### Excerpt ###

This section is dominated by an impressive set of unusually large engravings of a view of the Brooklyn Bridge in New York, each coloured differently, by the exhibition curator, Anne Desmet. Desmet is on record as saying the sequence was in part inspired by Monet’s set of paintings of the facade of Rouen Cathedral at different times of day. They can be viewed on Desmet’s website.

This section also contains some interesting technical experiments by Desmet. ‘Babel Tower Revisited’ (2018) is round and uses slightly convex glass cover so give the impression the image is bulging out into the room. ‘Fires of London’ (2015) in which slender prints of engravings of the Great Fire have been cut out to form narrow tall images and glued onto 18 razor shells.

It also contains the striking (and tinted) ‘Petra I’ by Geri Waddington (2004).

‘Petra I’ by Geri Waddington (2004)

6. Storytelling (books)

Wood engraving is nowadays both an independent, creative art form and a versatile medium for commercial images. A display case demonstrates how the tendency to simplify and abstract subject matter can result in very striking images which can be used for book illustration. There are illustrations of Coleridge’s Ancient Mariner (by Garrick Palmer, 1994) and Goblin Market (Hilary Paynter, 2003).

More commercially, editions of J.K. Rowling’s Harry Potter books have been printed with dramatic wood engraved front covers by Andrew Davidson (2013). And, best of all, the fabulous engravings produced by Chris Wormell for Philip Pullman’s ‘His Dark Materials’ sequence of novels, which are outstanding.

‘La Belle Sauvage.’ Cover illustration for ‘The Book of Dust’ by Philip Pullman (2017) based on a wood engraving by Chris Wormell

This section also contains:

  • ‘The Crucifixion’ (1927) by the famous poet-artist David Jones
  • ‘The Entombment’ (1930) by Claughton Pellew
  • ‘The Adventures of the Black Girl in Her Search for God’ (1932) by John Farleigh, for George Bernard Shaw
  • Illustrations for ‘The Famous Tragedy of the Rich Jew of Malta’ (1933) by Eric Ravilious
  • a vivid scene from ‘Moby Dick’ (1974) by Garrick Palmer
  • Illustrations for ‘Erewhon’ (1932) by Blair Hughes-Stanton

And another series or set of images (cf Desant’s Brooklyn Bridge), this time a set of 9 highly detailed studies of a bust of the Roman emperor ‘Marcus Aurelius’, depicted with the opposite of abstraction, with astonishing photographic accuracy by Simon Brett (2002).

Another part of the display tells us that wood engravings have been used to create entirely text-free books of illustration, where the reader is free to verbalise a sequence of images, exemplified by the work of the Belgian artist, Franz Masereel, whose text-free books of narrative images – such as ‘The Idea’ and ‘Story Without Words’, both on display here – were very popular, especially in Germany, during the era of silent movies, and can be counted among the forerunners of modern graphic novels.

### Dataset extract ###

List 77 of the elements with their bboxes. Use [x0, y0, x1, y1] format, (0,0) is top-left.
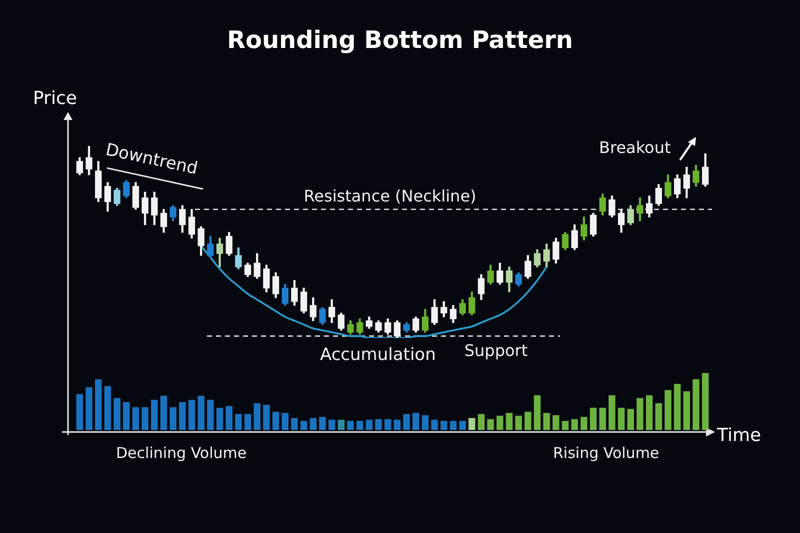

###

• What is being asked: Condense the paragraph in the wood engraving excerpt that begins "Wood engraving is nowadays" into a short bulleted list, keeping its main facts.

• Written solution:
- Wood engraving today is both an independent creative art form and a versatile medium for commercial images.
- A display case shows how simplifying and abstracting subject matter can produce very striking images suited to book illustration.
- Examples include illustrations of Coleridge's Ancient Mariner (Garrick Palmer, 1994) and Goblin Market (Hilary Paynter, 2003).